- [THE EXERCISE]:
Could you transcribe the material below exactly, without leaving out a single line?

- [PROVIDED RECORDS]:
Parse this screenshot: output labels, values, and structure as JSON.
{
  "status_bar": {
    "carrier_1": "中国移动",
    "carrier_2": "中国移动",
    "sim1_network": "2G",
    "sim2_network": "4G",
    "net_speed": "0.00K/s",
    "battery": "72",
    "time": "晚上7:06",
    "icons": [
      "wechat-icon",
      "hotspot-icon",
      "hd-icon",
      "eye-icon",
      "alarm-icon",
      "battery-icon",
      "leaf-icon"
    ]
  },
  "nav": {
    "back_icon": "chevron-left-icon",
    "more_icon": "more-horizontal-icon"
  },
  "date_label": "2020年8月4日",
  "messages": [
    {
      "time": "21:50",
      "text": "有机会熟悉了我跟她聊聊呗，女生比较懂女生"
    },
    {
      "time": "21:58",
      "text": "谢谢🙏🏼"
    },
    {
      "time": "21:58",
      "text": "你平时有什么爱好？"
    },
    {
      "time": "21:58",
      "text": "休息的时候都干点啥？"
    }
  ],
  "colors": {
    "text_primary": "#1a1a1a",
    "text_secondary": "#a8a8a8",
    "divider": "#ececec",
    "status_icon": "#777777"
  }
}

- [OUTPUT OF THE EXERCISE]:
Parse this screenshot: output labels, values, and structure as JSON.
{
  "status_bar": {
    "carrier_1": "中国移动",
    "carrier_2": "中国移动",
    "sim1_network": "2G",
    "sim2_network": "4G",
    "net_speed": "0.00K/s",
    "battery": "72",
    "time": "晚上7:06",
    "icons": [
      "wechat-icon",
      "hotspot-icon",
      "hd-icon",
      "eye-icon",
      "alarm-icon",
      "battery-icon",
      "leaf-icon"
    ]
  },
  "nav": {
    "back_icon": "chevron-left-icon",
    "more_icon": "more-horizontal-icon"
  },
  "date_label": "2020年8月4日",
  "messages": [
    {
      "time": "21:50",
      "text": "有机会熟悉了我跟她聊聊呗，女生比较懂女生"
    },
    {
      "time": "21:58",
      "text": "谢谢🙏🏼"
    },
    {
      "time": "21:58",
      "text": "你平时有什么爱好？"
    },
    {
      "time": "21:58",
      "text": "休息的时候都干点啥？"
    }
  ],
  "colors": {
    "text_primary": "#1a1a1a",
    "text_secondary": "#a8a8a8",
    "divider": "#ececec",
    "status_icon": "#777777"
  }
}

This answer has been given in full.